▶ INFORMATION GIVEN
____________

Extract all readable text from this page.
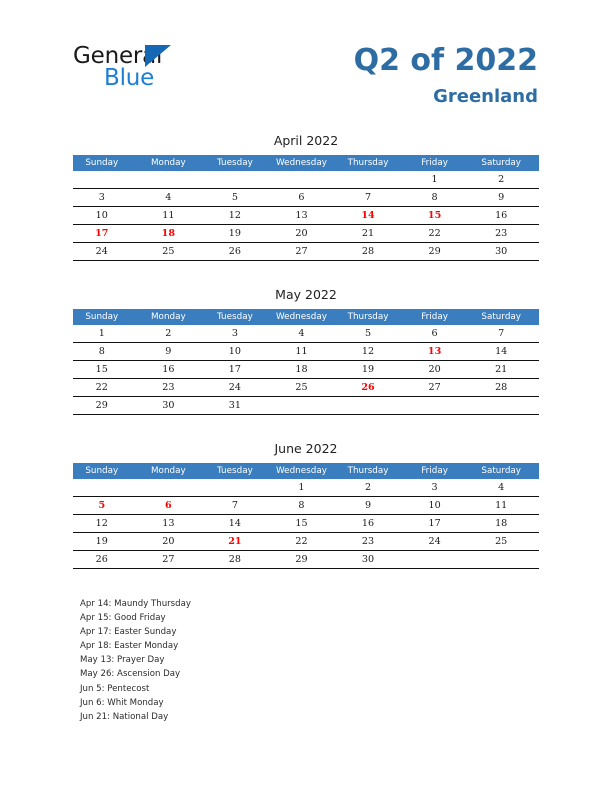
General
Blue	Q2 of 2022
Greenland
April 2022
Sunday	Monday	Tuesday	Wednesday	Thursday	Friday	Saturday
					1	2
3	4	5	6	7	8	9
10	11	12	13	14	15	16
17	18	19	20	21	22	23
24	25	26	27	28	29	30
May 2022
Sunday	Monday	Tuesday	Wednesday	Thursday	Friday	Saturday
1	2	3	4	5	6	7
8	9	10	11	12	13	14
15	16	17	18	19	20	21
22	23	24	25	26	27	28
29	30	31				
June 2022
Sunday	Monday	Tuesday	Wednesday	Thursday	Friday	Saturday
			1	2	3	4
5	6	7	8	9	10	11
12	13	14	15	16	17	18
19	20	21	22	23	24	25
26	27	28	29	30		
Apr 14: Maundy Thursday
Apr 15: Good Friday
Apr 17: Easter Sunday
Apr 18: Easter Monday
May 13: Prayer Day
May 26: Ascension Day
Jun 5: Pentecost
Jun 6: Whit Monday
Jun 21: National Day
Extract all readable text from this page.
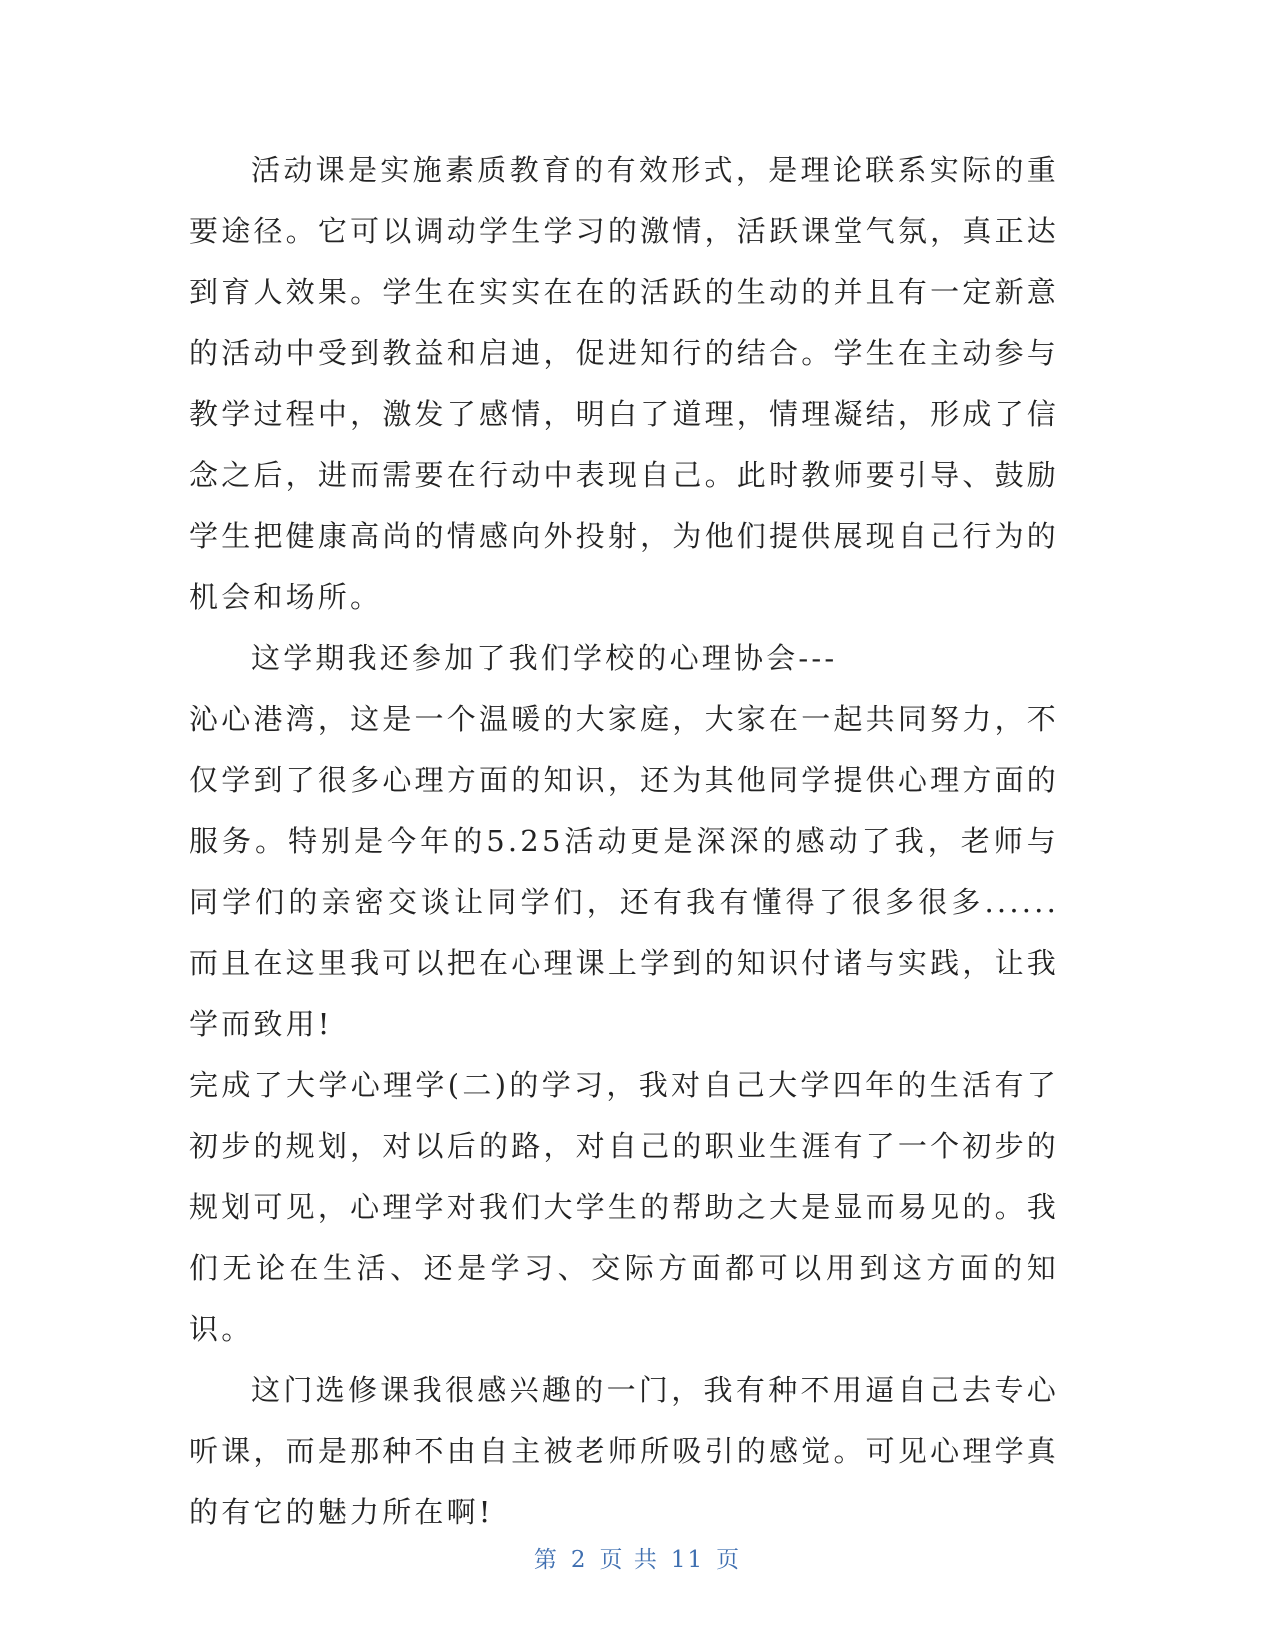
活动课是实施素质教育的有效形式，是理论联系实际的重要途径。它可以调动学生学习的激情，活跃课堂气氛，真正达到育人效果。学生在实实在在的活跃的生动的并且有一定新意的活动中受到教益和启迪，促进知行的结合。学生在主动参与教学过程中，激发了感情，明白了道理，情理凝结，形成了信念之后，进而需要在行动中表现自己。此时教师要引导、鼓励学生把健康高尚的情感向外投射，为他们提供展现自己行为的机会和场所。

这学期我还参加了我们学校的心理协会---

沁心港湾，这是一个温暖的大家庭，大家在一起共同努力，不仅学到了很多心理方面的知识，还为其他同学提供心理方面的服务。特别是今年的5.25活动更是深深的感动了我，老师与同学们的亲密交谈让同学们，还有我有懂得了很多很多......而且在这里我可以把在心理课上学到的知识付诸与实践，让我学而致用!

完成了大学心理学(二)的学习，我对自己大学四年的生活有了初步的规划，对以后的路，对自己的职业生涯有了一个初步的规划可见，心理学对我们大学生的帮助之大是显而易见的。我们无论在生活、还是学习、交际方面都可以用到这方面的知识。

这门选修课我很感兴趣的一门，我有种不用逼自己去专心听课，而是那种不由自主被老师所吸引的感觉。可见心理学真的有它的魅力所在啊!

第 2 页 共 11 页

____________

▶ GIVEN EXERCISE
All records above are to be printed exactly, minus the pictures they contain.

▶ RIGHT ANSWER
Extract all readable text from this page.
General
Blue	Q2 of 2022
Greenland
April 2022
Sunday	Monday	Tuesday	Wednesday	Thursday	Friday	Saturday
					1	2
3	4	5	6	7	8	9
10	11	12	13	14	15	16
17	18	19	20	21	22	23
24	25	26	27	28	29	30
May 2022
Sunday	Monday	Tuesday	Wednesday	Thursday	Friday	Saturday
1	2	3	4	5	6	7
8	9	10	11	12	13	14
15	16	17	18	19	20	21
22	23	24	25	26	27	28
29	30	31				
June 2022
Sunday	Monday	Tuesday	Wednesday	Thursday	Friday	Saturday
			1	2	3	4
5	6	7	8	9	10	11
12	13	14	15	16	17	18
19	20	21	22	23	24	25
26	27	28	29	30		
Apr 14: Maundy Thursday
Apr 15: Good Friday
Apr 17: Easter Sunday
Apr 18: Easter Monday
May 13: Prayer Day
May 26: Ascension Day
Jun 5: Pentecost
Jun 6: Whit Monday
Jun 21: National Day
Extract all readable text from this page.
活动课是实施素质教育的有效形式，是理论联系实际的重要途径。它可以调动学生学习的激情，活跃课堂气氛，真正达到育人效果。学生在实实在在的活跃的生动的并且有一定新意的活动中受到教益和启迪，促进知行的结合。学生在主动参与教学过程中，激发了感情，明白了道理，情理凝结，形成了信念之后，进而需要在行动中表现自己。此时教师要引导、鼓励学生把健康高尚的情感向外投射，为他们提供展现自己行为的机会和场所。

这学期我还参加了我们学校的心理协会---

沁心港湾，这是一个温暖的大家庭，大家在一起共同努力，不仅学到了很多心理方面的知识，还为其他同学提供心理方面的服务。特别是今年的5.25活动更是深深的感动了我，老师与同学们的亲密交谈让同学们，还有我有懂得了很多很多......而且在这里我可以把在心理课上学到的知识付诸与实践，让我学而致用!

完成了大学心理学(二)的学习，我对自己大学四年的生活有了初步的规划，对以后的路，对自己的职业生涯有了一个初步的规划可见，心理学对我们大学生的帮助之大是显而易见的。我们无论在生活、还是学习、交际方面都可以用到这方面的知识。

这门选修课我很感兴趣的一门，我有种不用逼自己去专心听课，而是那种不由自主被老师所吸引的感觉。可见心理学真的有它的魅力所在啊!

第 2 页 共 11 页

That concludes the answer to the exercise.